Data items
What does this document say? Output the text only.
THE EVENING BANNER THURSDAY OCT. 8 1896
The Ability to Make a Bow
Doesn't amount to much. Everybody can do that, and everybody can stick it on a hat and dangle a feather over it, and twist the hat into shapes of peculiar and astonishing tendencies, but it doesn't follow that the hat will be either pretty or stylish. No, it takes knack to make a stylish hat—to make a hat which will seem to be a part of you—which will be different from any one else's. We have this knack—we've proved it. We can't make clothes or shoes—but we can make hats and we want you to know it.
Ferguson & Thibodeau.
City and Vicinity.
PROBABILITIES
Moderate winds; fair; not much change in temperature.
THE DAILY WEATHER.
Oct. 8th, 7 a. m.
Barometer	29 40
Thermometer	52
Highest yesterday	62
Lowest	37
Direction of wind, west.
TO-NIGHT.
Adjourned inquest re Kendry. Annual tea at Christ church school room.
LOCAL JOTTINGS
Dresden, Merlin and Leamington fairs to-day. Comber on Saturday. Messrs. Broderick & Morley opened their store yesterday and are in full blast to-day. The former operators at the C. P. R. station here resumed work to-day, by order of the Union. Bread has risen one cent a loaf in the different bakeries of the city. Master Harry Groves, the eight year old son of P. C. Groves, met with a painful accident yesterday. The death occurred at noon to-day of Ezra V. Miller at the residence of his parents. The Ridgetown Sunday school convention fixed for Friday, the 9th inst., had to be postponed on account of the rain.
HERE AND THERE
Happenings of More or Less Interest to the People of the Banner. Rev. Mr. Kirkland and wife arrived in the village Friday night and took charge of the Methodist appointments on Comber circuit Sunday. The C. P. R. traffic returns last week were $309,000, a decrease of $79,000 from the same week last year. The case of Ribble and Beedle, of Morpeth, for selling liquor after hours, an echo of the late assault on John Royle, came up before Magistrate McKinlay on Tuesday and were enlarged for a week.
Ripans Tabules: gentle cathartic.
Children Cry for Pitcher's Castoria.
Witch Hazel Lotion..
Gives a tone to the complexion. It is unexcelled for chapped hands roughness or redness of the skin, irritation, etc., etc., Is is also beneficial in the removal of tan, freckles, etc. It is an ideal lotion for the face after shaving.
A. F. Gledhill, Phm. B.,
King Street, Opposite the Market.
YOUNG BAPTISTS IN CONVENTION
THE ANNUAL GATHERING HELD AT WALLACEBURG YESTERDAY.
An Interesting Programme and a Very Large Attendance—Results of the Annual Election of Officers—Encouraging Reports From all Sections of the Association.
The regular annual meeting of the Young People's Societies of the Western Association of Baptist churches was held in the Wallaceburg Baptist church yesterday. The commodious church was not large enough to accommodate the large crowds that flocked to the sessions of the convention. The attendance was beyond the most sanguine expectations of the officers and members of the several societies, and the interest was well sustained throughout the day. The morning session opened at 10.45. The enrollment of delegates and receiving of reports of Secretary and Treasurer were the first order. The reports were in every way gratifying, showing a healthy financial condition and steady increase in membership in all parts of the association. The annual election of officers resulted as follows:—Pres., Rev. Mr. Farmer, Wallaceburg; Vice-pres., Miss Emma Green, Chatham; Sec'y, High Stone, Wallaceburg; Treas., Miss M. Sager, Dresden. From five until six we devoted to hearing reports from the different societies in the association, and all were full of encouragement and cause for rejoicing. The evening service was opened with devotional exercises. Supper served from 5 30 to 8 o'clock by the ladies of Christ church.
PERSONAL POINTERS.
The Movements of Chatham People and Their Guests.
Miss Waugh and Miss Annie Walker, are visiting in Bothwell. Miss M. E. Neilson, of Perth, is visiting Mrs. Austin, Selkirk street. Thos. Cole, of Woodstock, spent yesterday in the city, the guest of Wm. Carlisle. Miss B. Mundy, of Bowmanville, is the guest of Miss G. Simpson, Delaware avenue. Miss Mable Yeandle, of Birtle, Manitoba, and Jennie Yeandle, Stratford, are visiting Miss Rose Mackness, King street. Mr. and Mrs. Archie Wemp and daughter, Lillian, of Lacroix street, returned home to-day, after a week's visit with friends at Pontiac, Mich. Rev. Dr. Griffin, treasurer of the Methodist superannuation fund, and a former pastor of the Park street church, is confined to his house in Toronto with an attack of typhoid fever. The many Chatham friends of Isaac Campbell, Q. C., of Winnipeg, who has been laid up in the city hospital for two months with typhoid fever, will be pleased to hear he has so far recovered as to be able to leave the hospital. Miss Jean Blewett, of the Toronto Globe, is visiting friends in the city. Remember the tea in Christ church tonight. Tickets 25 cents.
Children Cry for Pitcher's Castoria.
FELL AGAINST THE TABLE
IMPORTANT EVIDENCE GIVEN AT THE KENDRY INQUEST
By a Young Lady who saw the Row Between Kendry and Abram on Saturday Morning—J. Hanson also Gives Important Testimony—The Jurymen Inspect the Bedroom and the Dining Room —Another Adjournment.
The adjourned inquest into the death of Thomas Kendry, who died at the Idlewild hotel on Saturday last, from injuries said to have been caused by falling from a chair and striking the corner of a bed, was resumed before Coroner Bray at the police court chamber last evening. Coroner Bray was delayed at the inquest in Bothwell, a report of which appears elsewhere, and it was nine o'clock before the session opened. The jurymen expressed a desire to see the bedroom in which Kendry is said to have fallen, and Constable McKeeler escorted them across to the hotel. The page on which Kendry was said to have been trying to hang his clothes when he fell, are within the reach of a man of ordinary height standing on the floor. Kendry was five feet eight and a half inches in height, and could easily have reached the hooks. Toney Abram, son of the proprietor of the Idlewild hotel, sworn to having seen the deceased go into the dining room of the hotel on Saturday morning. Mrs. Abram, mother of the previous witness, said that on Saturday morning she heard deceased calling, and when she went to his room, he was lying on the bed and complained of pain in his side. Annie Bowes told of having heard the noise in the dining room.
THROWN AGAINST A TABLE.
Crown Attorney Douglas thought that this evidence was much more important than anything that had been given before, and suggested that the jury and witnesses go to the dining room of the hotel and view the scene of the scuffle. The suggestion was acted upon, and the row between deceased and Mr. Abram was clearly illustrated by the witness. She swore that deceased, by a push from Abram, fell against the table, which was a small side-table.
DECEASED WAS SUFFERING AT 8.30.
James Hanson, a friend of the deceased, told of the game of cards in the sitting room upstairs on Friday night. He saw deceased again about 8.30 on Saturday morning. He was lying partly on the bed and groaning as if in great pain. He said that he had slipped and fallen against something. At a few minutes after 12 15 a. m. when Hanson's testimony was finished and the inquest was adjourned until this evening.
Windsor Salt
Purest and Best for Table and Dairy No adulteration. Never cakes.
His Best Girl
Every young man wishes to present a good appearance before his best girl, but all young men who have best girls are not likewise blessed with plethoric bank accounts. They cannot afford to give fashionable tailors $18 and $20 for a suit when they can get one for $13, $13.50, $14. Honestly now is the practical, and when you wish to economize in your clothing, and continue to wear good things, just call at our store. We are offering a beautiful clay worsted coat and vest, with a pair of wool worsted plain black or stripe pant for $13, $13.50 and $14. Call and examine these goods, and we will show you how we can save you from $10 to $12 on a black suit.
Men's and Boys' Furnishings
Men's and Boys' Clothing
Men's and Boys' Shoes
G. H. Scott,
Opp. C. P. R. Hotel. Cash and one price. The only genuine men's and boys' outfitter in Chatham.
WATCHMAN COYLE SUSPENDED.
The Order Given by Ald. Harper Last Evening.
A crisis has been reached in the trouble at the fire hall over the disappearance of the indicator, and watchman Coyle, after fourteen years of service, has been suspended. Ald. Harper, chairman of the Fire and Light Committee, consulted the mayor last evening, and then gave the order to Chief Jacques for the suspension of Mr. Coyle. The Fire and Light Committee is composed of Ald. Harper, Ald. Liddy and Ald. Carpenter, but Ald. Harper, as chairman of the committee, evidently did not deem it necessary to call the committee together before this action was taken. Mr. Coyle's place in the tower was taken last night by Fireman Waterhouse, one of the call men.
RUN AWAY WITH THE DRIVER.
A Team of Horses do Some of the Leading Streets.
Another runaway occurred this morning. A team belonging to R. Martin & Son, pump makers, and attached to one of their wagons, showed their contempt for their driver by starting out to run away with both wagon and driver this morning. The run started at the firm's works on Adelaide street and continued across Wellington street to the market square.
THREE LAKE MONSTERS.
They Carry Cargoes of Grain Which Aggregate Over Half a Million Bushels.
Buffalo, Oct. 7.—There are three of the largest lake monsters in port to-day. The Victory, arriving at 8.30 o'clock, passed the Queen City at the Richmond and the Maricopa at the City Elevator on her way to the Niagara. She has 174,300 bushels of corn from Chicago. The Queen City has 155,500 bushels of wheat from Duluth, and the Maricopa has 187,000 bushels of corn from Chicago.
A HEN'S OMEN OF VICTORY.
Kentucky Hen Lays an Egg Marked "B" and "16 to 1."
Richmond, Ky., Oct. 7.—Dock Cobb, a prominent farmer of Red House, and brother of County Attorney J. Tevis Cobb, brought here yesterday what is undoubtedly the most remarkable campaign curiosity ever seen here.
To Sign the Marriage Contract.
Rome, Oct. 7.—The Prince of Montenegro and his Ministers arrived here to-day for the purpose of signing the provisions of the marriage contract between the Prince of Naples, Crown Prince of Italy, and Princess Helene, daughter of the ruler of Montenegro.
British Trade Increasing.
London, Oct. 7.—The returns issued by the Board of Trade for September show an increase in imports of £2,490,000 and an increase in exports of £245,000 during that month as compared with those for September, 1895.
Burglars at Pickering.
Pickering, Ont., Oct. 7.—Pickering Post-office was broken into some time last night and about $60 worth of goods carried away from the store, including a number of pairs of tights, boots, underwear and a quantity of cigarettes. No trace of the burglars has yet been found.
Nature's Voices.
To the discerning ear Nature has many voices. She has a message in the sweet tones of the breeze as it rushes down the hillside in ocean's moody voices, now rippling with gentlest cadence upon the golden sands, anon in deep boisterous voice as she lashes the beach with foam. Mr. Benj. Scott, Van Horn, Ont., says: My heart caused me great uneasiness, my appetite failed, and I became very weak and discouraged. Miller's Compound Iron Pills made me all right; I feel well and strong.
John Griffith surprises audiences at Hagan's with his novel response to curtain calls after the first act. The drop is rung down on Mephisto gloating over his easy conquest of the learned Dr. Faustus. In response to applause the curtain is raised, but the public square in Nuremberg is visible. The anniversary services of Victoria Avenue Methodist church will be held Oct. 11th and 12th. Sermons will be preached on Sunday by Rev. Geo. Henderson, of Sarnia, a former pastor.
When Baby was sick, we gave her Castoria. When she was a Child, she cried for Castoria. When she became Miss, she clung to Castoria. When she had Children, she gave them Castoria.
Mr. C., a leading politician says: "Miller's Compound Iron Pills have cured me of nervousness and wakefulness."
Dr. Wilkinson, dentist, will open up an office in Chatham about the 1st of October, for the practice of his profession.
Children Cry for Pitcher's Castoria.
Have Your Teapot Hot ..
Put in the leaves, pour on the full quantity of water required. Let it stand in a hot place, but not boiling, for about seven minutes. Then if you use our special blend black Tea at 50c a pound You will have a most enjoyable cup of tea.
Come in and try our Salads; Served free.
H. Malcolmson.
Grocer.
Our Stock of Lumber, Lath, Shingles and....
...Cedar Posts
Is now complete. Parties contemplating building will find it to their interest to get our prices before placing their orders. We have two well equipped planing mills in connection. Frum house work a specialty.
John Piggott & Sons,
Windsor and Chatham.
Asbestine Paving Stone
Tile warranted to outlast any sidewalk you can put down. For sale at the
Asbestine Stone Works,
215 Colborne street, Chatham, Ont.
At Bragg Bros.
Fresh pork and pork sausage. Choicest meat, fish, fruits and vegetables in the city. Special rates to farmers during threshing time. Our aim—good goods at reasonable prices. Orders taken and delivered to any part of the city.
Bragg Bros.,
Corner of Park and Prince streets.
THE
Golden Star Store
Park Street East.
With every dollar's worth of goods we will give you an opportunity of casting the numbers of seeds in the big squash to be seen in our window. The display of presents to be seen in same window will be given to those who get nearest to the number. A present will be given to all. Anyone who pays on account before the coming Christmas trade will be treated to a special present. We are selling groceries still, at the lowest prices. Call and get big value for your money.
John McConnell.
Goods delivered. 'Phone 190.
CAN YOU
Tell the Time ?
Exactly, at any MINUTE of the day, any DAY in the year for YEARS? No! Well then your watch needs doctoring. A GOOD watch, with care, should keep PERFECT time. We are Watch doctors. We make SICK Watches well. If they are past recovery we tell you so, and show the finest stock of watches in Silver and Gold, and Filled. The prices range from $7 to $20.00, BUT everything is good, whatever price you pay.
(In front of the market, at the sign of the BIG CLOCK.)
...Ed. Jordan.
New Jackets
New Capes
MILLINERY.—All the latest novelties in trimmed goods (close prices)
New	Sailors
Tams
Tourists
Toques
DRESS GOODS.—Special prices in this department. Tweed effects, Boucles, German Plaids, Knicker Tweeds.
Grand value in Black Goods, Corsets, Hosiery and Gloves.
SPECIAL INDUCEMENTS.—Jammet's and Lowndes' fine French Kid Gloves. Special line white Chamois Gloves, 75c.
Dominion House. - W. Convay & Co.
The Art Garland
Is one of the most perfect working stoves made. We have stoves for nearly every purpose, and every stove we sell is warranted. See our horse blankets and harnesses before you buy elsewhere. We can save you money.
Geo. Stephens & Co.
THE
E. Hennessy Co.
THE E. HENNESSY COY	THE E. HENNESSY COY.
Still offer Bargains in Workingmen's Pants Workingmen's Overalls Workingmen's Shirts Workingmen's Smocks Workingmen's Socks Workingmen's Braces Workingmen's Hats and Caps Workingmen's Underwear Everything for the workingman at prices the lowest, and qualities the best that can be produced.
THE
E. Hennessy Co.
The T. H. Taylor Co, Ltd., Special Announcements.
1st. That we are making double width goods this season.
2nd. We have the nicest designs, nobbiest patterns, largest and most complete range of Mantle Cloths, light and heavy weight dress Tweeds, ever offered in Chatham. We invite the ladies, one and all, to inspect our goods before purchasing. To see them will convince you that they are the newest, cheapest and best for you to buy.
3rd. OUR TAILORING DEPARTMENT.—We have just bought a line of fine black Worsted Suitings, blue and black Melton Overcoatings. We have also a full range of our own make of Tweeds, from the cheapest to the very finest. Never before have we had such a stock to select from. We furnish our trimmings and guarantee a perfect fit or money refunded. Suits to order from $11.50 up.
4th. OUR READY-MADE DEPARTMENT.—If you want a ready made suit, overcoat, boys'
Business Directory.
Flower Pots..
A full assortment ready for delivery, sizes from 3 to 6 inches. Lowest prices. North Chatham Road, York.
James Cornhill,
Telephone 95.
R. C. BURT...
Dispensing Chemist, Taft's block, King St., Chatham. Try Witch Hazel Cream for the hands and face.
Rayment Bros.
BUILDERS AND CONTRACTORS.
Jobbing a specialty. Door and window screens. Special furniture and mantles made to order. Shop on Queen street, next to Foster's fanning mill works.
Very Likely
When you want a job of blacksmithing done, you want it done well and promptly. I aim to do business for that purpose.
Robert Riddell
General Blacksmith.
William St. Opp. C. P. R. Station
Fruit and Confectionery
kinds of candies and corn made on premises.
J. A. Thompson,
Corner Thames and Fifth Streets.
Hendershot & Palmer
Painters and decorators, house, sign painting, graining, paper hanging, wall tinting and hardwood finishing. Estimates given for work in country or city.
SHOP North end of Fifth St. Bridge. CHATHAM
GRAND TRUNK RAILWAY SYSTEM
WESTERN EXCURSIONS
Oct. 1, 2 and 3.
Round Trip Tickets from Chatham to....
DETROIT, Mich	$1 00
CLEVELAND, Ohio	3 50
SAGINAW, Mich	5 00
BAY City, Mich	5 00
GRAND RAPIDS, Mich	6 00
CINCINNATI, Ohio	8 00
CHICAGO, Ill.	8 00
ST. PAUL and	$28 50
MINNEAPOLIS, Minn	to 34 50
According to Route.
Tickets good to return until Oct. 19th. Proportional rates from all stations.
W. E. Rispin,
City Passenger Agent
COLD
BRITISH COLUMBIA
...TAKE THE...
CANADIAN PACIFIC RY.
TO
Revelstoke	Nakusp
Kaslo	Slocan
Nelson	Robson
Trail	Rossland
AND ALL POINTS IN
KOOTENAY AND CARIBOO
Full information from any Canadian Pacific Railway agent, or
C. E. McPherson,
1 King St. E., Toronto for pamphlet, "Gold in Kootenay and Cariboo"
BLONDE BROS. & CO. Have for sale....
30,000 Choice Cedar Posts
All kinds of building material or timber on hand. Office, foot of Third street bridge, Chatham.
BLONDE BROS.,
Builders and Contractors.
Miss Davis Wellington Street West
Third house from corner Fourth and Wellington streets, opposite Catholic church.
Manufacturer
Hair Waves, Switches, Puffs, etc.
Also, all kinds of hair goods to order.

### Do this:
In the records, locate each line holding the string "Hazel" and copy it.

### Correct result:
Witch Hazel Lotion..
Dispensing Chemist, Taft's block, King St., Chatham. Try Witch Hazel Cream for the hands and face.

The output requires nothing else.